--- START OF Entries supplied ---

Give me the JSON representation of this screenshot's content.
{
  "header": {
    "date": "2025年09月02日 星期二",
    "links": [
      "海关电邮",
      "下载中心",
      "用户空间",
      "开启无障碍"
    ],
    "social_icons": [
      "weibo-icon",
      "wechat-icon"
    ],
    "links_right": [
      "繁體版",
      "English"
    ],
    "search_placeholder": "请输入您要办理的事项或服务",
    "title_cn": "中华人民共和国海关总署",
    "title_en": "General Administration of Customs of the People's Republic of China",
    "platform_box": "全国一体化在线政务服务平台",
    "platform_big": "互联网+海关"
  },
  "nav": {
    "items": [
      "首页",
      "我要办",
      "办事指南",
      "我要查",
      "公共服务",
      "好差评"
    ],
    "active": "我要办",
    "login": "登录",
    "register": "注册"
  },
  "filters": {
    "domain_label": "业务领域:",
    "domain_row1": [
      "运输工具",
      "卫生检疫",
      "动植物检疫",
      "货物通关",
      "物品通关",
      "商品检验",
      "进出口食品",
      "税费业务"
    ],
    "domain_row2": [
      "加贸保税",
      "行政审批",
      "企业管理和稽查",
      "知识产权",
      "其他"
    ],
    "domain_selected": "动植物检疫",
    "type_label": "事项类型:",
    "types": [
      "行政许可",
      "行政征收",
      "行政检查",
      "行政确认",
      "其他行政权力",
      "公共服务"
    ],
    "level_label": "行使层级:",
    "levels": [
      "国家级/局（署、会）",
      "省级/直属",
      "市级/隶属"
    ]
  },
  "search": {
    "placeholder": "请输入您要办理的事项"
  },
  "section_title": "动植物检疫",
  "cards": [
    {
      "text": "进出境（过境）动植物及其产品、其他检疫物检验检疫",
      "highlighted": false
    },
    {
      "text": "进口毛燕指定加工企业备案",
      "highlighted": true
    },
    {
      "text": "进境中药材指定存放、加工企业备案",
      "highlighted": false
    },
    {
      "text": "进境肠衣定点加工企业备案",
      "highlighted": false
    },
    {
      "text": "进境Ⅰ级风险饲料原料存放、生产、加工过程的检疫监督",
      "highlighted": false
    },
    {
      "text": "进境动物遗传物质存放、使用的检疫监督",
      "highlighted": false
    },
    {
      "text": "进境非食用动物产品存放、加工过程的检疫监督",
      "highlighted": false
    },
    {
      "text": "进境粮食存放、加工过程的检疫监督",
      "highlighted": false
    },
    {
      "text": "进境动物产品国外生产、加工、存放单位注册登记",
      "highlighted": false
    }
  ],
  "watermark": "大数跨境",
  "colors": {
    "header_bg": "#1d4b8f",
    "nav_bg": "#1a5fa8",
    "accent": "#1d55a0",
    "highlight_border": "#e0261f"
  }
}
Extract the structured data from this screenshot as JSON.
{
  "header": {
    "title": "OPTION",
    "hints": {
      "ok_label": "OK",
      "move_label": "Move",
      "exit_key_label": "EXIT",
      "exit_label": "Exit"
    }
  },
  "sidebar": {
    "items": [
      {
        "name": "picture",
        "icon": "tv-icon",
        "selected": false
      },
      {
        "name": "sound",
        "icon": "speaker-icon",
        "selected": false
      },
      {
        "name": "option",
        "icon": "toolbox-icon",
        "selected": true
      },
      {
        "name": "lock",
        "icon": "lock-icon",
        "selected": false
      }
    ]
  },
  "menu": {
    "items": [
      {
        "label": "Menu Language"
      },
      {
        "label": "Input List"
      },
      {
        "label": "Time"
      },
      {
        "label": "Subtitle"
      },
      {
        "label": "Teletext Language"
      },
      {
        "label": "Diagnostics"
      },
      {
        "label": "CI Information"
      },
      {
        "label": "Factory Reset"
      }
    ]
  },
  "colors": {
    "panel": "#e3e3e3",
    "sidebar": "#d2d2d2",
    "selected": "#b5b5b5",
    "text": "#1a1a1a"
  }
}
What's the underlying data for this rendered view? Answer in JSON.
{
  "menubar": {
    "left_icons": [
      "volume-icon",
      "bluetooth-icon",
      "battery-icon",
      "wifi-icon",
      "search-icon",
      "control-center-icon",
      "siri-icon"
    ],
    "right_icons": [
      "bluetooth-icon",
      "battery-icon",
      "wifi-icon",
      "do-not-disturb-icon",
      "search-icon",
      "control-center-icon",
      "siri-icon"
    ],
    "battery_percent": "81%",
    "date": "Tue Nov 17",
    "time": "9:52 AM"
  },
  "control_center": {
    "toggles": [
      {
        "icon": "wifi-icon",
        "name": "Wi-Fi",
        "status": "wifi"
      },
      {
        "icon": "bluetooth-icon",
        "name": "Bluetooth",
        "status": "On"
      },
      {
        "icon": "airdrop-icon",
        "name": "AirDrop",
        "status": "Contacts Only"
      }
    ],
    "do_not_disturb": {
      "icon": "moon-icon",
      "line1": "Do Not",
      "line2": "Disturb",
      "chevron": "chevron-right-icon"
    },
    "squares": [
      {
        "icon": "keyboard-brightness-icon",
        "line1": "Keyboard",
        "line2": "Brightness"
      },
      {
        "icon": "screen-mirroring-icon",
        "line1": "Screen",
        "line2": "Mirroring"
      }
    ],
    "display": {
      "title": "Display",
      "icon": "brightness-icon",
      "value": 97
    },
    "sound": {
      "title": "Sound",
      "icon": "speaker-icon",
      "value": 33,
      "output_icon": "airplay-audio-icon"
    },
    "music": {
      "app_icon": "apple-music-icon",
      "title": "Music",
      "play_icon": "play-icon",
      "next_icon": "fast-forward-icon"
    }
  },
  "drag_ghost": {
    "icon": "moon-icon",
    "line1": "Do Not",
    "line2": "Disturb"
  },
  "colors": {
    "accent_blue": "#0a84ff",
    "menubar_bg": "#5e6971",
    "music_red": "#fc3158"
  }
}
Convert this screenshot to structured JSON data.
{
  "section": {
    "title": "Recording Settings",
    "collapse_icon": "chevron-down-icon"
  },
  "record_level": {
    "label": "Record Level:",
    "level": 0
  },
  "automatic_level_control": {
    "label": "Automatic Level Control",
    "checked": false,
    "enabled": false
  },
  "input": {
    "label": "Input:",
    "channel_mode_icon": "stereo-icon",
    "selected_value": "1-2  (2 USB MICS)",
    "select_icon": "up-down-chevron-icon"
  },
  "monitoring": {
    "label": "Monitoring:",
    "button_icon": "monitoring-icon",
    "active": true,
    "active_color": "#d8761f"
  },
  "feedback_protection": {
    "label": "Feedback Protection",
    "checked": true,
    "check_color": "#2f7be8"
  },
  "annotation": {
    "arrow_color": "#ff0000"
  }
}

--- END OF Entries supplied ---

### Short problem
Keep only those lines of the records that hold "chevron", and return them.

### Worked solution
      "chevron": "chevron-right-icon"
    "collapse_icon": "chevron-down-icon"
    "select_icon": "up-down-chevron-icon"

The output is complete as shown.